-- Source records start --

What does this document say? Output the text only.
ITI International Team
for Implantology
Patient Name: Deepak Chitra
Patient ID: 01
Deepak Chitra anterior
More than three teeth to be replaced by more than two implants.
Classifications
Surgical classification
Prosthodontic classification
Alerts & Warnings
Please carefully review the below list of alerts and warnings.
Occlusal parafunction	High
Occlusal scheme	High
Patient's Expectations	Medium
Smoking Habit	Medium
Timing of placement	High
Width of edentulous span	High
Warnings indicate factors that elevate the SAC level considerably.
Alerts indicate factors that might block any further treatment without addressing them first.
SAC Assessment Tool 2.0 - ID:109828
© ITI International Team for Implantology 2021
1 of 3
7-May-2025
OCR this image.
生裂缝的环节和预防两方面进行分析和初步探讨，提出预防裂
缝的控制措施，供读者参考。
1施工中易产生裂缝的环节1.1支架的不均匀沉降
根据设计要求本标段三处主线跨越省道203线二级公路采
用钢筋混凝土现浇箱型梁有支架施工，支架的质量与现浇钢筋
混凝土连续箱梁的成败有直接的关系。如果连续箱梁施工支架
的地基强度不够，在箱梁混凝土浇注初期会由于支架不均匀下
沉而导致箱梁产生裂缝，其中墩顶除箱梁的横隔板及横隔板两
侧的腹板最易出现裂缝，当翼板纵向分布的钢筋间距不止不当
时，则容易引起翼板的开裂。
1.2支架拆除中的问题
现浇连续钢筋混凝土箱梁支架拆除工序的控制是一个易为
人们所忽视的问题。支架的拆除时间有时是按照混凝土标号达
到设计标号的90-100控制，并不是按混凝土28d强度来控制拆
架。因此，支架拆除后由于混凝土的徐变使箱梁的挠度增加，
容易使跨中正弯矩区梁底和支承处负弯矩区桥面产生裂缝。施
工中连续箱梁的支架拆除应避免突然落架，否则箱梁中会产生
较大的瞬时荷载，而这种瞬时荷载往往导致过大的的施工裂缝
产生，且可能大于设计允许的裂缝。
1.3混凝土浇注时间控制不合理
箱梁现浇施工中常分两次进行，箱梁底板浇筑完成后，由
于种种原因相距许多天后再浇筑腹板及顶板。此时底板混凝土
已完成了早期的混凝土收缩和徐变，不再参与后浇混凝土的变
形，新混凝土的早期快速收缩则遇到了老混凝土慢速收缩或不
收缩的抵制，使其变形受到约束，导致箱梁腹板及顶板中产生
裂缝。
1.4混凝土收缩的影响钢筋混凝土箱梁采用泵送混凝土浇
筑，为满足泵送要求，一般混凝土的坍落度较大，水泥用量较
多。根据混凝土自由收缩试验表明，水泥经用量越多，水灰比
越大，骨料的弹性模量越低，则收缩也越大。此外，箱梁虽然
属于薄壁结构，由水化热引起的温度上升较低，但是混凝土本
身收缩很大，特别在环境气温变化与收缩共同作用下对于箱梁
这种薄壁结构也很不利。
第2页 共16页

-- Source records end --

▶ [The task]
Gather each line of the records holding the string "High".

▶ [Worked answer]
Occlusal parafunction	High
Occlusal scheme	High
Timing of placement	High
Width of edentulous span	High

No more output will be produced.